(SET EXERCISE) Pick out all lines with the word "text" from the records that follow.

>> Start PROVIDED DATA

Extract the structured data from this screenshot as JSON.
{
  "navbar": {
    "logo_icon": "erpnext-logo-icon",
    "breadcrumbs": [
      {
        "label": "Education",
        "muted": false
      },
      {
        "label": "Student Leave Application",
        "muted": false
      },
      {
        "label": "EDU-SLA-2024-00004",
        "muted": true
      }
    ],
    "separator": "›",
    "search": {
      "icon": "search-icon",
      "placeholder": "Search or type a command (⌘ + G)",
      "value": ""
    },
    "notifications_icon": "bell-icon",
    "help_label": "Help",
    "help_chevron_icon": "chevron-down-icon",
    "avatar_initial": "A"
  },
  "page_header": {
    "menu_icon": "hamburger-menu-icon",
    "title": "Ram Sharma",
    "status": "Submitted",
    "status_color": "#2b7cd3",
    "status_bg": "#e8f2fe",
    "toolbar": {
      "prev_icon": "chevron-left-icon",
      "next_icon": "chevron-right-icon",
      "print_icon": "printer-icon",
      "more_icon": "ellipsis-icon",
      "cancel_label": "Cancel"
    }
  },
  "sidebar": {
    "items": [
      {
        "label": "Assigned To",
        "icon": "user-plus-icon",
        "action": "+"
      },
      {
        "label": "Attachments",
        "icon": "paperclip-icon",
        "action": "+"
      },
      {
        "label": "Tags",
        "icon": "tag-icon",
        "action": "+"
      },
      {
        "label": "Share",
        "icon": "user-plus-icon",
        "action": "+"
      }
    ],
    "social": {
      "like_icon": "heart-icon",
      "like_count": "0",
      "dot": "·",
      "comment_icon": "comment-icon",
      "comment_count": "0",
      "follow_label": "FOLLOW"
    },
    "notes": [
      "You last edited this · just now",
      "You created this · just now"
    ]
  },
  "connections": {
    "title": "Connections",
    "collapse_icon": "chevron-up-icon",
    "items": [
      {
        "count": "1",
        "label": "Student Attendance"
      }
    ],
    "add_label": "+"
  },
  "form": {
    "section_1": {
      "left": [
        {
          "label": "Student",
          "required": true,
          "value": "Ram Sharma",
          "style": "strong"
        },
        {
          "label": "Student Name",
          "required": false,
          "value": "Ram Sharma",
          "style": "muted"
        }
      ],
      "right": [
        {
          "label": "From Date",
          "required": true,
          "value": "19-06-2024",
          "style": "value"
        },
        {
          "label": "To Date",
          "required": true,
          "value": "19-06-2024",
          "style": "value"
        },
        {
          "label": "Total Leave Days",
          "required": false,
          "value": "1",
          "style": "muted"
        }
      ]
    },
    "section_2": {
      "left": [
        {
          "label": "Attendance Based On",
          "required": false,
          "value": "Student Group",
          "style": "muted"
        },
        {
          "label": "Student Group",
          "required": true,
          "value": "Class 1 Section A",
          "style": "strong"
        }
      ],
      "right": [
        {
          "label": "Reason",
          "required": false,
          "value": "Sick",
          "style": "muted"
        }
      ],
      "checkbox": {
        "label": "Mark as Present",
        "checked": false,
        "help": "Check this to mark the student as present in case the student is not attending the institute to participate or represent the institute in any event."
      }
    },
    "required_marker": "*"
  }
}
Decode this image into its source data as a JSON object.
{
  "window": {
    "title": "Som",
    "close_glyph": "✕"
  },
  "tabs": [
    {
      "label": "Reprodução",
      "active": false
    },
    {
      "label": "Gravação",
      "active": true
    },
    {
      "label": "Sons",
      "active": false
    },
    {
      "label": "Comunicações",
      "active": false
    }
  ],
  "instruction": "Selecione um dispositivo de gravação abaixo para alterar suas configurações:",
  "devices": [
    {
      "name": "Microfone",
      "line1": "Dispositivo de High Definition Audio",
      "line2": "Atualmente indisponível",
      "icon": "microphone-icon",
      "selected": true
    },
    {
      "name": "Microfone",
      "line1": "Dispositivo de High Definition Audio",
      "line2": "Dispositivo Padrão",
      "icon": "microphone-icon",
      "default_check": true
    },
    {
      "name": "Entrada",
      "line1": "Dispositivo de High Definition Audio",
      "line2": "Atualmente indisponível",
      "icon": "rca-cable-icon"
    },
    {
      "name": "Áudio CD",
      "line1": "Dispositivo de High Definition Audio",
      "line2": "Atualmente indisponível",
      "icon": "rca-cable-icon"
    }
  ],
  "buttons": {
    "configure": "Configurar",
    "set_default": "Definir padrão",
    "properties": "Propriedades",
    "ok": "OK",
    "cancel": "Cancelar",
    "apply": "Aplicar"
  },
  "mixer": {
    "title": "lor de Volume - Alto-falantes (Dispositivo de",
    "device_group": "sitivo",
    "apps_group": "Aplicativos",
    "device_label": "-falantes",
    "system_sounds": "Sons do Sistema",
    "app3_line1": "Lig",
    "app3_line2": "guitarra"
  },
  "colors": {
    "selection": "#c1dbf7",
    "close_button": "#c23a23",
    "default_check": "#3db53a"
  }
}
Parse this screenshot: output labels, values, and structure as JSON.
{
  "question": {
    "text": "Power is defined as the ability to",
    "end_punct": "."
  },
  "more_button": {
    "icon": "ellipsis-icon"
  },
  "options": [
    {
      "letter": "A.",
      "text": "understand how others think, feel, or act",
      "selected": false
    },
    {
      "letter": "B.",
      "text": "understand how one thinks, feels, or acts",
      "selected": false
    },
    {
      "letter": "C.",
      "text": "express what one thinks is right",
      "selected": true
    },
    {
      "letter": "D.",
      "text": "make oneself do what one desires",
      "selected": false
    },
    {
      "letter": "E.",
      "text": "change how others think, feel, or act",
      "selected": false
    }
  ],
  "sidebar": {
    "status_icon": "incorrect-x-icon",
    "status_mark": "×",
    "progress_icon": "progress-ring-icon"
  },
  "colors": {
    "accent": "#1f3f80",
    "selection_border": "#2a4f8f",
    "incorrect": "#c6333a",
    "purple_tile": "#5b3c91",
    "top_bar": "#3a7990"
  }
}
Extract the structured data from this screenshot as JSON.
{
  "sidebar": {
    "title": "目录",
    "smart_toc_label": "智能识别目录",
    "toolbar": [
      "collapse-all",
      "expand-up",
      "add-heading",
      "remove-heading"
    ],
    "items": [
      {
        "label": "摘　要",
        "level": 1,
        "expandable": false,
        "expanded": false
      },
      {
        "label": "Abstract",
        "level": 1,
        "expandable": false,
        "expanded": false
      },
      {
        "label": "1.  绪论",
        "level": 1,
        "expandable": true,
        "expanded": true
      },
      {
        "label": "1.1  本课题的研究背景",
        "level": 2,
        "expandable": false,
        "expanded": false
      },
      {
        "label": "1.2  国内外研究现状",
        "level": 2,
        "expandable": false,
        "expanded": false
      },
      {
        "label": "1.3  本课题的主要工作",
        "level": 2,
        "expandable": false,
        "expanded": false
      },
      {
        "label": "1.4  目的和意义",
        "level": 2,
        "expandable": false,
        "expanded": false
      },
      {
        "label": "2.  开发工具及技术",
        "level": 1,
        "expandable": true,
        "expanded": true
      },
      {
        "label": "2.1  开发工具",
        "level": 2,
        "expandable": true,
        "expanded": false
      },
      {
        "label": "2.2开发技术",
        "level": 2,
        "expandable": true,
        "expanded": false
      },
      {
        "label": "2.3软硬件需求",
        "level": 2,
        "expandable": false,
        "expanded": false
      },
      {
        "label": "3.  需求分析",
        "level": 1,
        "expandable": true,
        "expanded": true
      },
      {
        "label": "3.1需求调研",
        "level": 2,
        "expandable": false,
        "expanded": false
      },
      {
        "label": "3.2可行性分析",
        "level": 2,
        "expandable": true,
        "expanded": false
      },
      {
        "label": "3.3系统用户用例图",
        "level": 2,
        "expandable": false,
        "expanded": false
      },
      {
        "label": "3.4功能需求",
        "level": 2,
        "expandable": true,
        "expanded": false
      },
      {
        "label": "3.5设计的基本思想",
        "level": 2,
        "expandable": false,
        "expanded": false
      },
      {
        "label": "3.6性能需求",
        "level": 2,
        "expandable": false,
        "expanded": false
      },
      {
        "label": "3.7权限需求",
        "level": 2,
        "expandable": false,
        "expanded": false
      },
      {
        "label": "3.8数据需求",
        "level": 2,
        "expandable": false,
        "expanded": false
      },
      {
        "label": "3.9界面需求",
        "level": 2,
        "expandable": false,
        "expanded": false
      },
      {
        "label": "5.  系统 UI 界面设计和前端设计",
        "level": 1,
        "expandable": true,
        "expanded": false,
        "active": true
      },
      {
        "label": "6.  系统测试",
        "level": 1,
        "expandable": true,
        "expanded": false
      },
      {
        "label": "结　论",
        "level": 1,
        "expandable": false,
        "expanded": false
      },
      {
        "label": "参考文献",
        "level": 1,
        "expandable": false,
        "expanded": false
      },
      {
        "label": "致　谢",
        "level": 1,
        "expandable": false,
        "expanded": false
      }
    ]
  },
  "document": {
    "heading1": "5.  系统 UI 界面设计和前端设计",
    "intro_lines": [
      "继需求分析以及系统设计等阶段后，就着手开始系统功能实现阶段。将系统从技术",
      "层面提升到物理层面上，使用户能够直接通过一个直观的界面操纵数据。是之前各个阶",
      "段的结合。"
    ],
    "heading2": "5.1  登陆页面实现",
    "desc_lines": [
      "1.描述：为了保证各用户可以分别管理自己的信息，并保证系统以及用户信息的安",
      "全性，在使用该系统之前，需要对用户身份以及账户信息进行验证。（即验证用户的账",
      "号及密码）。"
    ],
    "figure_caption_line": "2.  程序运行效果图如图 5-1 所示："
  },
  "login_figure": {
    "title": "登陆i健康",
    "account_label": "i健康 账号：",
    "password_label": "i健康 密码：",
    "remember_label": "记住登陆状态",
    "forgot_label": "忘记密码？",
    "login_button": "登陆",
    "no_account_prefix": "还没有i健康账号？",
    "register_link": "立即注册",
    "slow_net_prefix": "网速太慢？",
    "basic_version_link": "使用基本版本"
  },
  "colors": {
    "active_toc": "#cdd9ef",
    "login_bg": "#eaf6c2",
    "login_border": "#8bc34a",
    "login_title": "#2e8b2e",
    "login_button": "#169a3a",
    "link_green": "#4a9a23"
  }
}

>> End PROVIDED DATA

(FULL OUTPUT)
    "text": "Power is defined as the ability to",
      "text": "understand how others think, feel, or act",
      "text": "understand how one thinks, feels, or acts",
      "text": "express what one thinks is right",
      "text": "make oneself do what one desires",
      "text": "change how others think, feel, or act",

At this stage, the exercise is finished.